EXERCISE GOAL ->
Leave out the pictures and repeat the data exactly.

(Data records)
--------
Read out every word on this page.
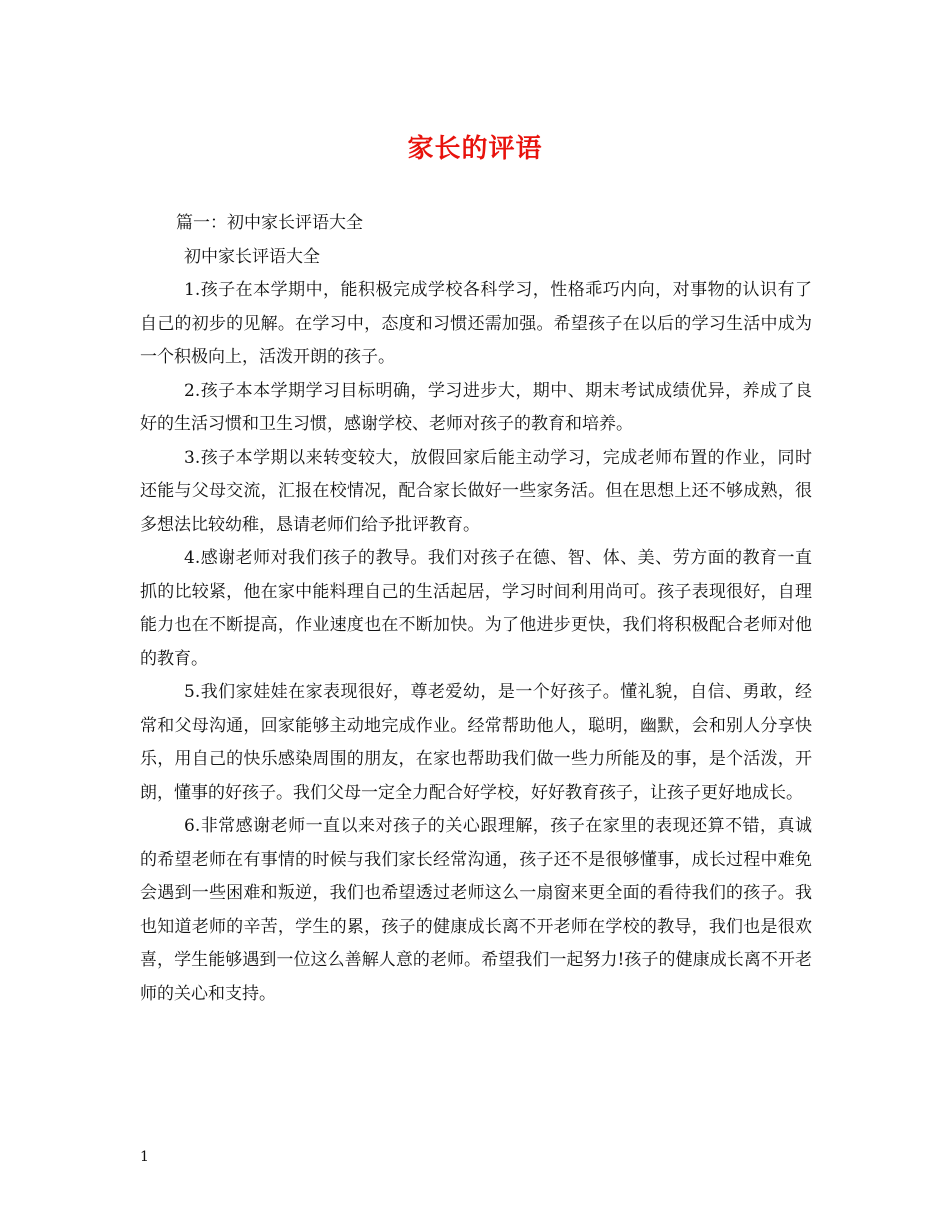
家长的评语

篇一：初中家长评语大全

初中家长评语大全

1.孩子在本学期中，能积极完成学校各科学习，性格乖巧内向，对事物的认识有了自己的初步的见解。在学习中，态度和习惯还需加强。希望孩子在以后的学习生活中成为一个积极向上，活泼开朗的孩子。

2.孩子本本学期学习目标明确，学习进步大，期中、期末考试成绩优异，养成了良好的生活习惯和卫生习惯，感谢学校、老师对孩子的教育和培养。

3.孩子本学期以来转变较大，放假回家后能主动学习，完成老师布置的作业，同时还能与父母交流，汇报在校情况，配合家长做好一些家务活。但在思想上还不够成熟，很多想法比较幼稚，恳请老师们给予批评教育。

4.感谢老师对我们孩子的教导。我们对孩子在德、智、体、美、劳方面的教育一直抓的比较紧，他在家中能料理自己的生活起居，学习时间利用尚可。孩子表现很好，自理能力也在不断提高，作业速度也在不断加快。为了他进步更快，我们将积极配合老师对他的教育。

5.我们家娃娃在家表现很好，尊老爱幼，是一个好孩子。懂礼貌，自信、勇敢，经常和父母沟通，回家能够主动地完成作业。经常帮助他人，聪明，幽默，会和别人分享快乐，用自己的快乐感染周围的朋友，在家也帮助我们做一些力所能及的事，是个活泼，开朗，懂事的好孩子。我们父母一定全力配合好学校，好好教育孩子，让孩子更好地成长。

6.非常感谢老师一直以来对孩子的关心跟理解，孩子在家里的表现还算不错，真诚的希望老师在有事情的时候与我们家长经常沟通，孩子还不是很够懂事，成长过程中难免会遇到一些困难和叛逆，我们也希望透过老师这么一扇窗来更全面的看待我们的孩子。我也知道老师的辛苦，学生的累，孩子的健康成长离不开老师在学校的教导，我们也是很欢喜，学生能够遇到一位这么善解人意的老师。希望我们一起努力!孩子的健康成长离不开老师的关心和支持。

1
--------
EXERCISE SOLUTION ->
Read out every word on this page.
家长的评语

篇一：初中家长评语大全

初中家长评语大全

1.孩子在本学期中，能积极完成学校各科学习，性格乖巧内向，对事物的认识有了自己的初步的见解。在学习中，态度和习惯还需加强。希望孩子在以后的学习生活中成为一个积极向上，活泼开朗的孩子。

2.孩子本本学期学习目标明确，学习进步大，期中、期末考试成绩优异，养成了良好的生活习惯和卫生习惯，感谢学校、老师对孩子的教育和培养。

3.孩子本学期以来转变较大，放假回家后能主动学习，完成老师布置的作业，同时还能与父母交流，汇报在校情况，配合家长做好一些家务活。但在思想上还不够成熟，很多想法比较幼稚，恳请老师们给予批评教育。

4.感谢老师对我们孩子的教导。我们对孩子在德、智、体、美、劳方面的教育一直抓的比较紧，他在家中能料理自己的生活起居，学习时间利用尚可。孩子表现很好，自理能力也在不断提高，作业速度也在不断加快。为了他进步更快，我们将积极配合老师对他的教育。

5.我们家娃娃在家表现很好，尊老爱幼，是一个好孩子。懂礼貌，自信、勇敢，经常和父母沟通，回家能够主动地完成作业。经常帮助他人，聪明，幽默，会和别人分享快乐，用自己的快乐感染周围的朋友，在家也帮助我们做一些力所能及的事，是个活泼，开朗，懂事的好孩子。我们父母一定全力配合好学校，好好教育孩子，让孩子更好地成长。

6.非常感谢老师一直以来对孩子的关心跟理解，孩子在家里的表现还算不错，真诚的希望老师在有事情的时候与我们家长经常沟通，孩子还不是很够懂事，成长过程中难免会遇到一些困难和叛逆，我们也希望透过老师这么一扇窗来更全面的看待我们的孩子。我也知道老师的辛苦，学生的累，孩子的健康成长离不开老师在学校的教导，我们也是很欢喜，学生能够遇到一位这么善解人意的老师。希望我们一起努力!孩子的健康成长离不开老师的关心和支持。

1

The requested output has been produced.